**SHORT PROBLEM**
Can you duplicate the data verbatim, starting at its first line and ending at the line containing "192, 568, 204]", with both of those lines included?

**INPUT DATA**
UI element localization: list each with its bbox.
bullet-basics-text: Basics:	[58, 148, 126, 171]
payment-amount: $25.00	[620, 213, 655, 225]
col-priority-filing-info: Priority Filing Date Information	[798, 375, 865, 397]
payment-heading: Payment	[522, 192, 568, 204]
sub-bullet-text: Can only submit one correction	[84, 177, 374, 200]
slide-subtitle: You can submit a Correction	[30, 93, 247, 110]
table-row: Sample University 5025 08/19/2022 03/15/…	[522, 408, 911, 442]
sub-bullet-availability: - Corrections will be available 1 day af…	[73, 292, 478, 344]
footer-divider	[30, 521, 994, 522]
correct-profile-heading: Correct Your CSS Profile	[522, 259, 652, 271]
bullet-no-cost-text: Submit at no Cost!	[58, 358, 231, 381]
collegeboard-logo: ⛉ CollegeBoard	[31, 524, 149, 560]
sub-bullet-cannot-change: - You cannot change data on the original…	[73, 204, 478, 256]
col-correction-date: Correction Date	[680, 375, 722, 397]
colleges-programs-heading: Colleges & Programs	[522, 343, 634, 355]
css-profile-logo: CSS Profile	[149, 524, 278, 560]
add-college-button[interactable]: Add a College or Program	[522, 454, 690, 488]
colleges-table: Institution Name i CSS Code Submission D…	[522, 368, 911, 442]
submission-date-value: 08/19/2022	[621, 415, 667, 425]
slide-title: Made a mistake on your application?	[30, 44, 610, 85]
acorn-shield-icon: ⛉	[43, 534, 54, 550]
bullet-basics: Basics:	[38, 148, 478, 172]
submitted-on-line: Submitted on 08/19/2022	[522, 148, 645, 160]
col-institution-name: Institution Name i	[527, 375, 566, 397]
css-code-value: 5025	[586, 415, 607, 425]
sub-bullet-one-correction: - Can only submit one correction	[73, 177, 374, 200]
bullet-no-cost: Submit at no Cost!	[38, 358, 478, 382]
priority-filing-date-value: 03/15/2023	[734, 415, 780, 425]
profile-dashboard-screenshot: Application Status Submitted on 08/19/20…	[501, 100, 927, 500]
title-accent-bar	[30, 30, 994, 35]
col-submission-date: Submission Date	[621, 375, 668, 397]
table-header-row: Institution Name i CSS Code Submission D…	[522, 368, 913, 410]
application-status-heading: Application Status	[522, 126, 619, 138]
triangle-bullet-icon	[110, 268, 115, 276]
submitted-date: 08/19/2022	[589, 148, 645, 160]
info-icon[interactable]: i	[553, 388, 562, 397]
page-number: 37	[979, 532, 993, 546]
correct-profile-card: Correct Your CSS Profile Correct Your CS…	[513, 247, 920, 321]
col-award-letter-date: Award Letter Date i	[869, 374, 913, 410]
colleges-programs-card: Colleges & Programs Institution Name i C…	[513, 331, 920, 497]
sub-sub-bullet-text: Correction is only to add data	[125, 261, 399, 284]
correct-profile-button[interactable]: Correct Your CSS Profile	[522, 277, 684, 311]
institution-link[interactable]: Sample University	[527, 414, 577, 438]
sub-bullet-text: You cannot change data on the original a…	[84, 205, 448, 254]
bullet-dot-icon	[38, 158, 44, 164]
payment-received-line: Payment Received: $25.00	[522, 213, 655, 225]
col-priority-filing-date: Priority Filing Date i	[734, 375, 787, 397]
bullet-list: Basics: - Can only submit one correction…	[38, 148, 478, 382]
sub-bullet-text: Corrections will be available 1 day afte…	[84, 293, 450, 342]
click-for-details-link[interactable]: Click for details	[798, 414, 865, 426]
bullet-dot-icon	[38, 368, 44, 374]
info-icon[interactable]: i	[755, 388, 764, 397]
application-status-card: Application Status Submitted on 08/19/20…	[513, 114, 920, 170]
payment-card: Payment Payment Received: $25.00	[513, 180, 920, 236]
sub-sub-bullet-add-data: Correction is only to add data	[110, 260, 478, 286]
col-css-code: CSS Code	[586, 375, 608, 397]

**RESULT OF THIS EXERCISE**
UI element localization: list each with its bbox.
bullet-basics-text: Basics:	[58, 148, 126, 171]
payment-amount: $25.00	[620, 213, 655, 225]
col-priority-filing-info: Priority Filing Date Information	[798, 375, 865, 397]
payment-heading: Payment	[522, 192, 568, 204]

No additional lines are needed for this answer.